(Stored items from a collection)

^^^^^^^^^^^^^^^^

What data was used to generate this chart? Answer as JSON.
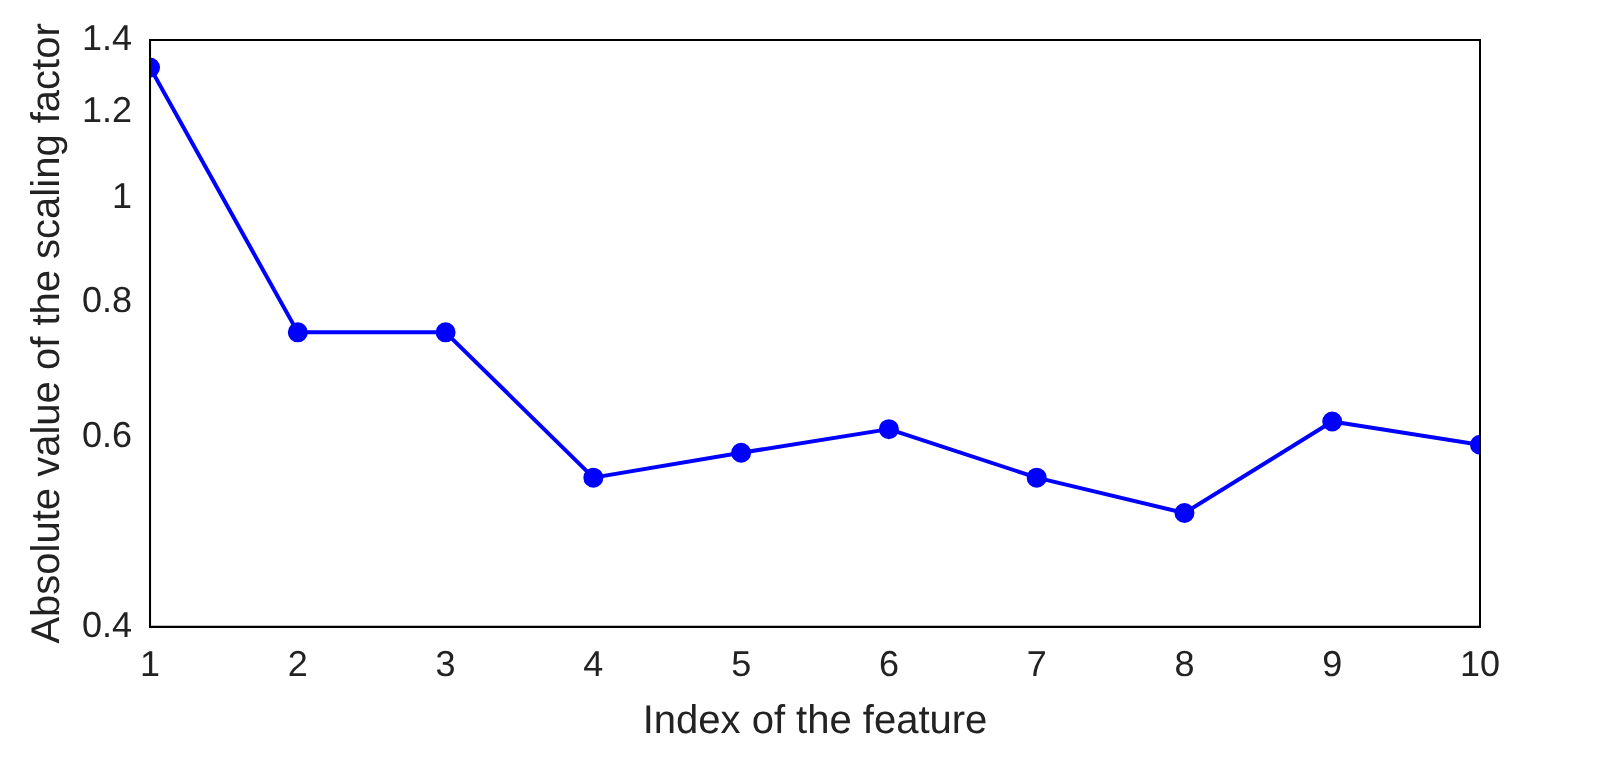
{
  "chart_data": {
    "type": "line",
    "xlabel": "Index of the feature",
    "ylabel": "Absolute value of the scaling factor",
    "x": [
      1,
      2,
      3,
      4,
      5,
      6,
      7,
      8,
      9,
      10
    ],
    "series": [
      {
        "color": "#0000ff",
        "values": [
          1.32,
          0.75,
          0.75,
          0.55,
          0.58,
          0.61,
          0.55,
          0.51,
          0.62,
          0.59
        ]
      }
    ],
    "log": true,
    "xlim": [
      1,
      10
    ],
    "xticks": [
      1,
      2,
      3,
      4,
      5,
      6,
      7,
      8,
      9,
      10
    ],
    "ylim": [
      0.4,
      1.4
    ],
    "yticks": [
      0.4,
      0.6,
      0.8,
      1,
      1.2,
      1.4
    ],
    "grid": false,
    "legend": false,
    "marker": "circle",
    "line_style": "solid"
  }
}
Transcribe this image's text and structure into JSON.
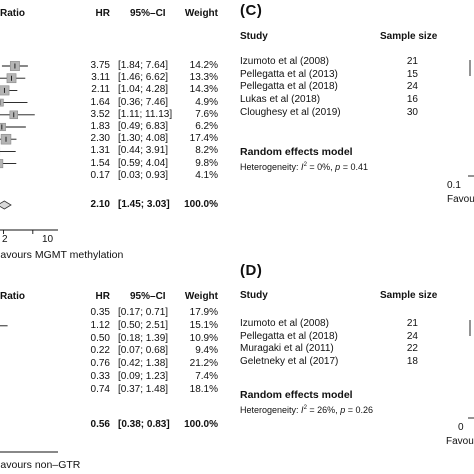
{
  "chart_data": [
    {
      "type": "table",
      "panel": "",
      "headers": {
        "effect": "Ratio",
        "hr": "HR",
        "ci": "95%–CI",
        "weight": "Weight"
      },
      "rows": [
        {
          "hr_text": "3.75",
          "ci_text": "[1.84; 7.64]",
          "weight_text": "14.2%",
          "hr": 3.75,
          "lo": 1.84,
          "hi": 7.64,
          "weight": 14.2
        },
        {
          "hr_text": "3.11",
          "ci_text": "[1.46; 6.62]",
          "weight_text": "13.3%",
          "hr": 3.11,
          "lo": 1.46,
          "hi": 6.62,
          "weight": 13.3
        },
        {
          "hr_text": "2.11",
          "ci_text": "[1.04; 4.28]",
          "weight_text": "14.3%",
          "hr": 2.11,
          "lo": 1.04,
          "hi": 4.28,
          "weight": 14.3
        },
        {
          "hr_text": "1.64",
          "ci_text": "[0.36; 7.46]",
          "weight_text": "4.9%",
          "hr": 1.64,
          "lo": 0.36,
          "hi": 7.46,
          "weight": 4.9
        },
        {
          "hr_text": "3.52",
          "ci_text": "[1.11; 11.13]",
          "weight_text": "7.6%",
          "hr": 3.52,
          "lo": 1.11,
          "hi": 11.13,
          "weight": 7.6
        },
        {
          "hr_text": "1.83",
          "ci_text": "[0.49; 6.83]",
          "weight_text": "6.2%",
          "hr": 1.83,
          "lo": 0.49,
          "hi": 6.83,
          "weight": 6.2
        },
        {
          "hr_text": "2.30",
          "ci_text": "[1.30; 4.08]",
          "weight_text": "17.4%",
          "hr": 2.3,
          "lo": 1.3,
          "hi": 4.08,
          "weight": 17.4
        },
        {
          "hr_text": "1.31",
          "ci_text": "[0.44; 3.91]",
          "weight_text": "8.2%",
          "hr": 1.31,
          "lo": 0.44,
          "hi": 3.91,
          "weight": 8.2
        },
        {
          "hr_text": "1.54",
          "ci_text": "[0.59; 4.04]",
          "weight_text": "9.8%",
          "hr": 1.54,
          "lo": 0.59,
          "hi": 4.04,
          "weight": 9.8
        },
        {
          "hr_text": "0.17",
          "ci_text": "[0.03; 0.93]",
          "weight_text": "4.1%",
          "hr": 0.17,
          "lo": 0.03,
          "hi": 0.93,
          "weight": 4.1
        }
      ],
      "pooled": {
        "hr_text": "2.10",
        "ci_text": "[1.45; 3.03]",
        "weight_text": "100.0%",
        "hr": 2.1,
        "lo": 1.45,
        "hi": 3.03
      },
      "axis": {
        "scale": "log",
        "ticks": [
          "2",
          "10"
        ],
        "tick_values": [
          2,
          10
        ],
        "xlim": [
          0.1,
          12
        ]
      },
      "favours_label": "Favours MGMT methylation"
    },
    {
      "type": "table",
      "panel": "(C)",
      "headers": {
        "study": "Study",
        "sample": "Sample size"
      },
      "rows": [
        {
          "study": "Izumoto et al (2008)",
          "n": "21"
        },
        {
          "study": "Pellegatta et al (2013)",
          "n": "15"
        },
        {
          "study": "Pellegatta et al (2018)",
          "n": "24"
        },
        {
          "study": "Lukas et al (2018)",
          "n": "16"
        },
        {
          "study": "Cloughesy et al (2019)",
          "n": "30"
        }
      ],
      "random_effects_label": "Random effects model",
      "heterogeneity": {
        "prefix": "Heterogeneity: ",
        "i": "I",
        "exp": "2",
        "rest": " = 0%, ",
        "p": "p",
        "p_rest": " = 0.41"
      },
      "axis": {
        "scale": "log",
        "ticks": [
          "0.1"
        ]
      },
      "favours_label": "Favours"
    },
    {
      "type": "table",
      "panel": "",
      "headers": {
        "effect": "Ratio",
        "hr": "HR",
        "ci": "95%–CI",
        "weight": "Weight"
      },
      "rows": [
        {
          "hr_text": "0.35",
          "ci_text": "[0.17; 0.71]",
          "weight_text": "17.9%",
          "hr": 0.35,
          "lo": 0.17,
          "hi": 0.71,
          "weight": 17.9
        },
        {
          "hr_text": "1.12",
          "ci_text": "[0.50; 2.51]",
          "weight_text": "15.1%",
          "hr": 1.12,
          "lo": 0.5,
          "hi": 2.51,
          "weight": 15.1
        },
        {
          "hr_text": "0.50",
          "ci_text": "[0.18; 1.39]",
          "weight_text": "10.9%",
          "hr": 0.5,
          "lo": 0.18,
          "hi": 1.39,
          "weight": 10.9
        },
        {
          "hr_text": "0.22",
          "ci_text": "[0.07; 0.68]",
          "weight_text": "9.4%",
          "hr": 0.22,
          "lo": 0.07,
          "hi": 0.68,
          "weight": 9.4
        },
        {
          "hr_text": "0.76",
          "ci_text": "[0.42; 1.38]",
          "weight_text": "21.2%",
          "hr": 0.76,
          "lo": 0.42,
          "hi": 1.38,
          "weight": 21.2
        },
        {
          "hr_text": "0.33",
          "ci_text": "[0.09; 1.23]",
          "weight_text": "7.4%",
          "hr": 0.33,
          "lo": 0.09,
          "hi": 1.23,
          "weight": 7.4
        },
        {
          "hr_text": "0.74",
          "ci_text": "[0.37; 1.48]",
          "weight_text": "18.1%",
          "hr": 0.74,
          "lo": 0.37,
          "hi": 1.48,
          "weight": 18.1
        }
      ],
      "pooled": {
        "hr_text": "0.56",
        "ci_text": "[0.38; 0.83]",
        "weight_text": "100.0%",
        "hr": 0.56,
        "lo": 0.38,
        "hi": 0.83
      },
      "favours_label": "Favours non–GTR"
    },
    {
      "type": "table",
      "panel": "(D)",
      "headers": {
        "study": "Study",
        "sample": "Sample size"
      },
      "rows": [
        {
          "study": "Izumoto et al (2008)",
          "n": "21"
        },
        {
          "study": "Pellegatta et al (2018)",
          "n": "24"
        },
        {
          "study": "Muragaki et al (2011)",
          "n": "22"
        },
        {
          "study": "Geletneky et al (2017)",
          "n": "18"
        }
      ],
      "random_effects_label": "Random effects model",
      "heterogeneity": {
        "prefix": "Heterogeneity: ",
        "i": "I",
        "exp": "2",
        "rest": " = 26%, ",
        "p": "p",
        "p_rest": " = 0.26"
      },
      "axis": {
        "ticks": [
          "0"
        ]
      },
      "favours_label": "Favours"
    }
  ]
}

^^^^^^^^^^^^^^^^

## Work instructions
Write the entries above out in full, exactly, with no images.

## Solution to this problem
What data was used to generate this chart? Answer as JSON.
{
  "chart_data": {
    "type": "line",
    "xlabel": "Index of the feature",
    "ylabel": "Absolute value of the scaling factor",
    "x": [
      1,
      2,
      3,
      4,
      5,
      6,
      7,
      8,
      9,
      10
    ],
    "series": [
      {
        "color": "#0000ff",
        "values": [
          1.32,
          0.75,
          0.75,
          0.55,
          0.58,
          0.61,
          0.55,
          0.51,
          0.62,
          0.59
        ]
      }
    ],
    "log": true,
    "xlim": [
      1,
      10
    ],
    "xticks": [
      1,
      2,
      3,
      4,
      5,
      6,
      7,
      8,
      9,
      10
    ],
    "ylim": [
      0.4,
      1.4
    ],
    "yticks": [
      0.4,
      0.6,
      0.8,
      1,
      1.2,
      1.4
    ],
    "grid": false,
    "legend": false,
    "marker": "circle",
    "line_style": "solid"
  }
}
Transcribe this image's text and structure into JSON.
{
  "chart_data": [
    {
      "type": "table",
      "panel": "",
      "headers": {
        "effect": "Ratio",
        "hr": "HR",
        "ci": "95%–CI",
        "weight": "Weight"
      },
      "rows": [
        {
          "hr_text": "3.75",
          "ci_text": "[1.84; 7.64]",
          "weight_text": "14.2%",
          "hr": 3.75,
          "lo": 1.84,
          "hi": 7.64,
          "weight": 14.2
        },
        {
          "hr_text": "3.11",
          "ci_text": "[1.46; 6.62]",
          "weight_text": "13.3%",
          "hr": 3.11,
          "lo": 1.46,
          "hi": 6.62,
          "weight": 13.3
        },
        {
          "hr_text": "2.11",
          "ci_text": "[1.04; 4.28]",
          "weight_text": "14.3%",
          "hr": 2.11,
          "lo": 1.04,
          "hi": 4.28,
          "weight": 14.3
        },
        {
          "hr_text": "1.64",
          "ci_text": "[0.36; 7.46]",
          "weight_text": "4.9%",
          "hr": 1.64,
          "lo": 0.36,
          "hi": 7.46,
          "weight": 4.9
        },
        {
          "hr_text": "3.52",
          "ci_text": "[1.11; 11.13]",
          "weight_text": "7.6%",
          "hr": 3.52,
          "lo": 1.11,
          "hi": 11.13,
          "weight": 7.6
        },
        {
          "hr_text": "1.83",
          "ci_text": "[0.49; 6.83]",
          "weight_text": "6.2%",
          "hr": 1.83,
          "lo": 0.49,
          "hi": 6.83,
          "weight": 6.2
        },
        {
          "hr_text": "2.30",
          "ci_text": "[1.30; 4.08]",
          "weight_text": "17.4%",
          "hr": 2.3,
          "lo": 1.3,
          "hi": 4.08,
          "weight": 17.4
        },
        {
          "hr_text": "1.31",
          "ci_text": "[0.44; 3.91]",
          "weight_text": "8.2%",
          "hr": 1.31,
          "lo": 0.44,
          "hi": 3.91,
          "weight": 8.2
        },
        {
          "hr_text": "1.54",
          "ci_text": "[0.59; 4.04]",
          "weight_text": "9.8%",
          "hr": 1.54,
          "lo": 0.59,
          "hi": 4.04,
          "weight": 9.8
        },
        {
          "hr_text": "0.17",
          "ci_text": "[0.03; 0.93]",
          "weight_text": "4.1%",
          "hr": 0.17,
          "lo": 0.03,
          "hi": 0.93,
          "weight": 4.1
        }
      ],
      "pooled": {
        "hr_text": "2.10",
        "ci_text": "[1.45; 3.03]",
        "weight_text": "100.0%",
        "hr": 2.1,
        "lo": 1.45,
        "hi": 3.03
      },
      "axis": {
        "scale": "log",
        "ticks": [
          "2",
          "10"
        ],
        "tick_values": [
          2,
          10
        ],
        "xlim": [
          0.1,
          12
        ]
      },
      "favours_label": "Favours MGMT methylation"
    },
    {
      "type": "table",
      "panel": "(C)",
      "headers": {
        "study": "Study",
        "sample": "Sample size"
      },
      "rows": [
        {
          "study": "Izumoto et al (2008)",
          "n": "21"
        },
        {
          "study": "Pellegatta et al (2013)",
          "n": "15"
        },
        {
          "study": "Pellegatta et al (2018)",
          "n": "24"
        },
        {
          "study": "Lukas et al (2018)",
          "n": "16"
        },
        {
          "study": "Cloughesy et al (2019)",
          "n": "30"
        }
      ],
      "random_effects_label": "Random effects model",
      "heterogeneity": {
        "prefix": "Heterogeneity: ",
        "i": "I",
        "exp": "2",
        "rest": " = 0%, ",
        "p": "p",
        "p_rest": " = 0.41"
      },
      "axis": {
        "scale": "log",
        "ticks": [
          "0.1"
        ]
      },
      "favours_label": "Favours"
    },
    {
      "type": "table",
      "panel": "",
      "headers": {
        "effect": "Ratio",
        "hr": "HR",
        "ci": "95%–CI",
        "weight": "Weight"
      },
      "rows": [
        {
          "hr_text": "0.35",
          "ci_text": "[0.17; 0.71]",
          "weight_text": "17.9%",
          "hr": 0.35,
          "lo": 0.17,
          "hi": 0.71,
          "weight": 17.9
        },
        {
          "hr_text": "1.12",
          "ci_text": "[0.50; 2.51]",
          "weight_text": "15.1%",
          "hr": 1.12,
          "lo": 0.5,
          "hi": 2.51,
          "weight": 15.1
        },
        {
          "hr_text": "0.50",
          "ci_text": "[0.18; 1.39]",
          "weight_text": "10.9%",
          "hr": 0.5,
          "lo": 0.18,
          "hi": 1.39,
          "weight": 10.9
        },
        {
          "hr_text": "0.22",
          "ci_text": "[0.07; 0.68]",
          "weight_text": "9.4%",
          "hr": 0.22,
          "lo": 0.07,
          "hi": 0.68,
          "weight": 9.4
        },
        {
          "hr_text": "0.76",
          "ci_text": "[0.42; 1.38]",
          "weight_text": "21.2%",
          "hr": 0.76,
          "lo": 0.42,
          "hi": 1.38,
          "weight": 21.2
        },
        {
          "hr_text": "0.33",
          "ci_text": "[0.09; 1.23]",
          "weight_text": "7.4%",
          "hr": 0.33,
          "lo": 0.09,
          "hi": 1.23,
          "weight": 7.4
        },
        {
          "hr_text": "0.74",
          "ci_text": "[0.37; 1.48]",
          "weight_text": "18.1%",
          "hr": 0.74,
          "lo": 0.37,
          "hi": 1.48,
          "weight": 18.1
        }
      ],
      "pooled": {
        "hr_text": "0.56",
        "ci_text": "[0.38; 0.83]",
        "weight_text": "100.0%",
        "hr": 0.56,
        "lo": 0.38,
        "hi": 0.83
      },
      "favours_label": "Favours non–GTR"
    },
    {
      "type": "table",
      "panel": "(D)",
      "headers": {
        "study": "Study",
        "sample": "Sample size"
      },
      "rows": [
        {
          "study": "Izumoto et al (2008)",
          "n": "21"
        },
        {
          "study": "Pellegatta et al (2018)",
          "n": "24"
        },
        {
          "study": "Muragaki et al (2011)",
          "n": "22"
        },
        {
          "study": "Geletneky et al (2017)",
          "n": "18"
        }
      ],
      "random_effects_label": "Random effects model",
      "heterogeneity": {
        "prefix": "Heterogeneity: ",
        "i": "I",
        "exp": "2",
        "rest": " = 26%, ",
        "p": "p",
        "p_rest": " = 0.26"
      },
      "axis": {
        "ticks": [
          "0"
        ]
      },
      "favours_label": "Favours"
    }
  ]
}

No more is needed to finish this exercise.